Task prompt —
Every line with the string "rest" should be gathered.
[start Entries provided]
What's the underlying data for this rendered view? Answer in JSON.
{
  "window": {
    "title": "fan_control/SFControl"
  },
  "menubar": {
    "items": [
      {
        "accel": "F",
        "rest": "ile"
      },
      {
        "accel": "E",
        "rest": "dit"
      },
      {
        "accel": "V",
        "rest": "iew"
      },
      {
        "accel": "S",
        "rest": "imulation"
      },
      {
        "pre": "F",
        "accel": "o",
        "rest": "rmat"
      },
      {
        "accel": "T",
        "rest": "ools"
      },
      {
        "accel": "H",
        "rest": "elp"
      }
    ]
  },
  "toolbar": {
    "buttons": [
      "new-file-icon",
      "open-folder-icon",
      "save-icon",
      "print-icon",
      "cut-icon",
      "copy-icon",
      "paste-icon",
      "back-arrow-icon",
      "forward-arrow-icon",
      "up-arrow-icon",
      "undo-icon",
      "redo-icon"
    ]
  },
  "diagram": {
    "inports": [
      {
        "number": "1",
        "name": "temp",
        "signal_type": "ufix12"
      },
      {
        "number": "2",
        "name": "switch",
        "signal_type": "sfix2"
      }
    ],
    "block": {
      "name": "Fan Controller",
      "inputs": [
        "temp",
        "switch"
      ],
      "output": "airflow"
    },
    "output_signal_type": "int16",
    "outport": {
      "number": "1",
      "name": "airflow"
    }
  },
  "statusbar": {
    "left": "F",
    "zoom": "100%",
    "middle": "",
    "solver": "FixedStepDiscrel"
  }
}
[end Entries provided]
Worked answer —
        "rest": "ile"
        "rest": "dit"
        "rest": "iew"
        "rest": "imulation"
        "rest": "rmat"
        "rest": "ools"
        "rest": "elp"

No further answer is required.